[Source data]
━━━━

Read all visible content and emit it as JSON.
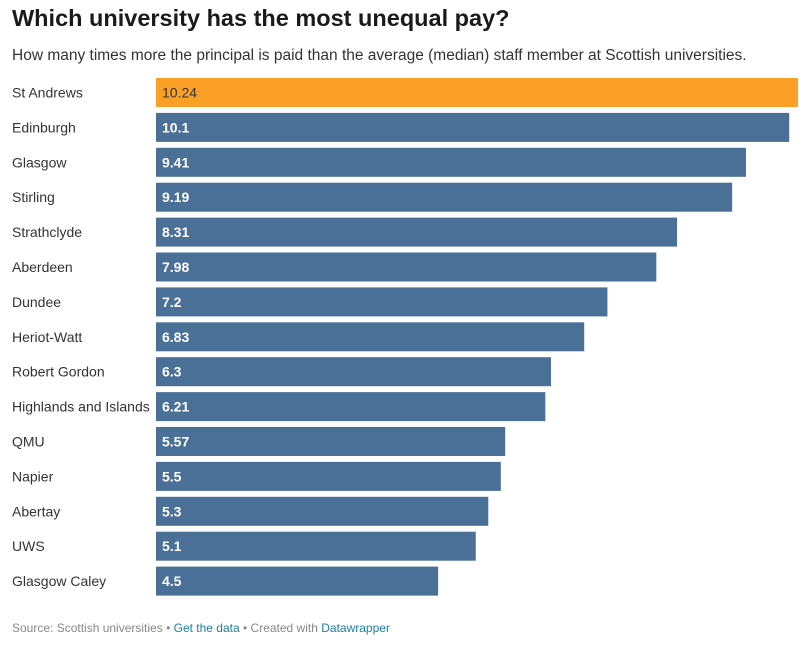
{
  "chart_data": {
    "type": "bar",
    "orientation": "horizontal",
    "title": "Which university has the most unequal pay?",
    "subtitle": "How many times more the principal is paid than the average (median) staff member at Scottish universities.",
    "categories": [
      "St Andrews",
      "Edinburgh",
      "Glasgow",
      "Stirling",
      "Strathclyde",
      "Aberdeen",
      "Dundee",
      "Heriot-Watt",
      "Robert Gordon",
      "Highlands and Islands",
      "QMU",
      "Napier",
      "Abertay",
      "UWS",
      "Glasgow Caley"
    ],
    "values": [
      10.24,
      10.1,
      9.41,
      9.19,
      8.31,
      7.98,
      7.2,
      6.83,
      6.3,
      6.21,
      5.57,
      5.5,
      5.3,
      5.1,
      4.5
    ],
    "value_labels": [
      "10.24",
      "10.1",
      "9.41",
      "9.19",
      "8.31",
      "7.98",
      "7.2",
      "6.83",
      "6.3",
      "6.21",
      "5.57",
      "5.5",
      "5.3",
      "5.1",
      "4.5"
    ],
    "xlim": [
      0,
      10.24
    ],
    "grid": false,
    "legend": "none",
    "colors": {
      "default": "#4a7098",
      "highlight": "#fba026"
    },
    "highlight_index": 0
  },
  "footer": {
    "source": "Source: Scottish universities",
    "sep1": " • ",
    "data_link": "Get the data",
    "sep2": " • ",
    "created_with": "Created with ",
    "tool_link": "Datawrapper"
  }
}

━━━━

▶ Direction:
Report all lines of the data that include the word "universities".

▶ Full answer:
    "subtitle": "How many times more the principal is paid than the average (median) staff member at Scottish universities.",
    "source": "Source: Scottish universities",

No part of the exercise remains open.